Goal of the exercise: Look at the entries below and reproduce them exactly.

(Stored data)
-*-*-
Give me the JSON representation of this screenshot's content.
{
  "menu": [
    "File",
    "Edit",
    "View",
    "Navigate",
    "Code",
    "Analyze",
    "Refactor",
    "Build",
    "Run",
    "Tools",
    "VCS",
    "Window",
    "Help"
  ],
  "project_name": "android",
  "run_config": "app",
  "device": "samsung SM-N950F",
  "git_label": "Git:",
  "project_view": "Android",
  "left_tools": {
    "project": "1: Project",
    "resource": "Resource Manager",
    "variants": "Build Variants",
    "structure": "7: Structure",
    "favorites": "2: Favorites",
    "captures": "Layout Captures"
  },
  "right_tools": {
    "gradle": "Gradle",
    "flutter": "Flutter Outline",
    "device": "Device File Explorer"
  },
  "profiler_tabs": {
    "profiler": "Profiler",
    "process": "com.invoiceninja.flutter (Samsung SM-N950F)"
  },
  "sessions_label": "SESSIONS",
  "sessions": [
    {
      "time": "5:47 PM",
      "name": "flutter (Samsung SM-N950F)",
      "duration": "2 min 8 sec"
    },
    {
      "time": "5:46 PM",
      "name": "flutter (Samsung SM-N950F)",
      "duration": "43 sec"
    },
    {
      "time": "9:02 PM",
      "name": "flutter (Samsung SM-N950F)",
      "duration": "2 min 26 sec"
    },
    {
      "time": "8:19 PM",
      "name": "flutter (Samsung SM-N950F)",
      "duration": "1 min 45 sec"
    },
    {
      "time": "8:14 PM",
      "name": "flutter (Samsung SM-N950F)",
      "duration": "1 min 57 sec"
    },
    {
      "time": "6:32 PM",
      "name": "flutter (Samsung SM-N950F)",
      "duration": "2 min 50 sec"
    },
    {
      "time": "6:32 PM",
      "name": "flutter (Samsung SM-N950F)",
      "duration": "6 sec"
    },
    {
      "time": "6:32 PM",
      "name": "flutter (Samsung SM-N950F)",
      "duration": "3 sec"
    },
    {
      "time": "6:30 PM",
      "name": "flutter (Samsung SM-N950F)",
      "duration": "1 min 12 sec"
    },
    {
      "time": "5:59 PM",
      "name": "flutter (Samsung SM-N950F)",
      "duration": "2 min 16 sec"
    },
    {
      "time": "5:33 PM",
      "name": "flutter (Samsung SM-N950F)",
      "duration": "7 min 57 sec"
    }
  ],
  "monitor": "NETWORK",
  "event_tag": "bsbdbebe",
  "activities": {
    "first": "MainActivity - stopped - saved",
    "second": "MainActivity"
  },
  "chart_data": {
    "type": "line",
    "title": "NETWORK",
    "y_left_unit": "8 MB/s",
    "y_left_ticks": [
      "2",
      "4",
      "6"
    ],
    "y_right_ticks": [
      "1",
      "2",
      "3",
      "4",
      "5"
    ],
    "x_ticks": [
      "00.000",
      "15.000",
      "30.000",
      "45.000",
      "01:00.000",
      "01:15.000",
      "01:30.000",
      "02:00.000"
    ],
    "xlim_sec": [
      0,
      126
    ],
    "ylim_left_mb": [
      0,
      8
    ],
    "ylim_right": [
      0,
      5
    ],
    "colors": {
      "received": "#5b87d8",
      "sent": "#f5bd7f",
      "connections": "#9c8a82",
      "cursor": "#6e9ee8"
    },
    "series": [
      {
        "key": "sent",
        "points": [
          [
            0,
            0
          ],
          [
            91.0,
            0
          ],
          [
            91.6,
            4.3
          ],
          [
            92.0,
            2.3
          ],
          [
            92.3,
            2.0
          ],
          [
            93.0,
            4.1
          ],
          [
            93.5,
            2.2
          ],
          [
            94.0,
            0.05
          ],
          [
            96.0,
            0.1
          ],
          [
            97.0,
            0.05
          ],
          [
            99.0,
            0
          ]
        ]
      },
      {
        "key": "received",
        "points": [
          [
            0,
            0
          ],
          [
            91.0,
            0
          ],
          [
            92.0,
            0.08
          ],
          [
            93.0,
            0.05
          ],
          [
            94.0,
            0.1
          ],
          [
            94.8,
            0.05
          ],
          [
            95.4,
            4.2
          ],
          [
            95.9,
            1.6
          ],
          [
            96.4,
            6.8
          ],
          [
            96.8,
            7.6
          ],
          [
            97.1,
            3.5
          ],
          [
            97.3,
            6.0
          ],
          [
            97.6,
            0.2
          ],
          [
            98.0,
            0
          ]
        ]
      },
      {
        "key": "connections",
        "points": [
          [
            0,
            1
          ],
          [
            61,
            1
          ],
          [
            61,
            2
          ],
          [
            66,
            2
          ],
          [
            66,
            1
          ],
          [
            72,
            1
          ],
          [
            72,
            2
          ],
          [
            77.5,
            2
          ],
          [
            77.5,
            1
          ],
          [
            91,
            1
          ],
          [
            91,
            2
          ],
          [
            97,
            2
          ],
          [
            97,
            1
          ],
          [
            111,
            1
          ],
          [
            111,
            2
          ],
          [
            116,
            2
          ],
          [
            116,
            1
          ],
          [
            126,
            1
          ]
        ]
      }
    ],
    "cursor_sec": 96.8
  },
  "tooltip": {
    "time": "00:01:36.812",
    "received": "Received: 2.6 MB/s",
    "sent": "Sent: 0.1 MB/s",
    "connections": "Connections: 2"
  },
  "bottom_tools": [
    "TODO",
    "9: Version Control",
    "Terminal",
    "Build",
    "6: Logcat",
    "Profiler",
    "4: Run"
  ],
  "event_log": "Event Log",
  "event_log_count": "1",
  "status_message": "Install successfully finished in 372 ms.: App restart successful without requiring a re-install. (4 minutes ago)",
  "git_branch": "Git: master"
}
-*-*-
Correct response:
Give me the JSON representation of this screenshot's content.
{
  "menu": [
    "File",
    "Edit",
    "View",
    "Navigate",
    "Code",
    "Analyze",
    "Refactor",
    "Build",
    "Run",
    "Tools",
    "VCS",
    "Window",
    "Help"
  ],
  "project_name": "android",
  "run_config": "app",
  "device": "samsung SM-N950F",
  "git_label": "Git:",
  "project_view": "Android",
  "left_tools": {
    "project": "1: Project",
    "resource": "Resource Manager",
    "variants": "Build Variants",
    "structure": "7: Structure",
    "favorites": "2: Favorites",
    "captures": "Layout Captures"
  },
  "right_tools": {
    "gradle": "Gradle",
    "flutter": "Flutter Outline",
    "device": "Device File Explorer"
  },
  "profiler_tabs": {
    "profiler": "Profiler",
    "process": "com.invoiceninja.flutter (Samsung SM-N950F)"
  },
  "sessions_label": "SESSIONS",
  "sessions": [
    {
      "time": "5:47 PM",
      "name": "flutter (Samsung SM-N950F)",
      "duration": "2 min 8 sec"
    },
    {
      "time": "5:46 PM",
      "name": "flutter (Samsung SM-N950F)",
      "duration": "43 sec"
    },
    {
      "time": "9:02 PM",
      "name": "flutter (Samsung SM-N950F)",
      "duration": "2 min 26 sec"
    },
    {
      "time": "8:19 PM",
      "name": "flutter (Samsung SM-N950F)",
      "duration": "1 min 45 sec"
    },
    {
      "time": "8:14 PM",
      "name": "flutter (Samsung SM-N950F)",
      "duration": "1 min 57 sec"
    },
    {
      "time": "6:32 PM",
      "name": "flutter (Samsung SM-N950F)",
      "duration": "2 min 50 sec"
    },
    {
      "time": "6:32 PM",
      "name": "flutter (Samsung SM-N950F)",
      "duration": "6 sec"
    },
    {
      "time": "6:32 PM",
      "name": "flutter (Samsung SM-N950F)",
      "duration": "3 sec"
    },
    {
      "time": "6:30 PM",
      "name": "flutter (Samsung SM-N950F)",
      "duration": "1 min 12 sec"
    },
    {
      "time": "5:59 PM",
      "name": "flutter (Samsung SM-N950F)",
      "duration": "2 min 16 sec"
    },
    {
      "time": "5:33 PM",
      "name": "flutter (Samsung SM-N950F)",
      "duration": "7 min 57 sec"
    }
  ],
  "monitor": "NETWORK",
  "event_tag": "bsbdbebe",
  "activities": {
    "first": "MainActivity - stopped - saved",
    "second": "MainActivity"
  },
  "chart_data": {
    "type": "line",
    "title": "NETWORK",
    "y_left_unit": "8 MB/s",
    "y_left_ticks": [
      "2",
      "4",
      "6"
    ],
    "y_right_ticks": [
      "1",
      "2",
      "3",
      "4",
      "5"
    ],
    "x_ticks": [
      "00.000",
      "15.000",
      "30.000",
      "45.000",
      "01:00.000",
      "01:15.000",
      "01:30.000",
      "02:00.000"
    ],
    "xlim_sec": [
      0,
      126
    ],
    "ylim_left_mb": [
      0,
      8
    ],
    "ylim_right": [
      0,
      5
    ],
    "colors": {
      "received": "#5b87d8",
      "sent": "#f5bd7f",
      "connections": "#9c8a82",
      "cursor": "#6e9ee8"
    },
    "series": [
      {
        "key": "sent",
        "points": [
          [
            0,
            0
          ],
          [
            91.0,
            0
          ],
          [
            91.6,
            4.3
          ],
          [
            92.0,
            2.3
          ],
          [
            92.3,
            2.0
          ],
          [
            93.0,
            4.1
          ],
          [
            93.5,
            2.2
          ],
          [
            94.0,
            0.05
          ],
          [
            96.0,
            0.1
          ],
          [
            97.0,
            0.05
          ],
          [
            99.0,
            0
          ]
        ]
      },
      {
        "key": "received",
        "points": [
          [
            0,
            0
          ],
          [
            91.0,
            0
          ],
          [
            92.0,
            0.08
          ],
          [
            93.0,
            0.05
          ],
          [
            94.0,
            0.1
          ],
          [
            94.8,
            0.05
          ],
          [
            95.4,
            4.2
          ],
          [
            95.9,
            1.6
          ],
          [
            96.4,
            6.8
          ],
          [
            96.8,
            7.6
          ],
          [
            97.1,
            3.5
          ],
          [
            97.3,
            6.0
          ],
          [
            97.6,
            0.2
          ],
          [
            98.0,
            0
          ]
        ]
      },
      {
        "key": "connections",
        "points": [
          [
            0,
            1
          ],
          [
            61,
            1
          ],
          [
            61,
            2
          ],
          [
            66,
            2
          ],
          [
            66,
            1
          ],
          [
            72,
            1
          ],
          [
            72,
            2
          ],
          [
            77.5,
            2
          ],
          [
            77.5,
            1
          ],
          [
            91,
            1
          ],
          [
            91,
            2
          ],
          [
            97,
            2
          ],
          [
            97,
            1
          ],
          [
            111,
            1
          ],
          [
            111,
            2
          ],
          [
            116,
            2
          ],
          [
            116,
            1
          ],
          [
            126,
            1
          ]
        ]
      }
    ],
    "cursor_sec": 96.8
  },
  "tooltip": {
    "time": "00:01:36.812",
    "received": "Received: 2.6 MB/s",
    "sent": "Sent: 0.1 MB/s",
    "connections": "Connections: 2"
  },
  "bottom_tools": [
    "TODO",
    "9: Version Control",
    "Terminal",
    "Build",
    "6: Logcat",
    "Profiler",
    "4: Run"
  ],
  "event_log": "Event Log",
  "event_log_count": "1",
  "status_message": "Install successfully finished in 372 ms.: App restart successful without requiring a re-install. (4 minutes ago)",
  "git_branch": "Git: master"
}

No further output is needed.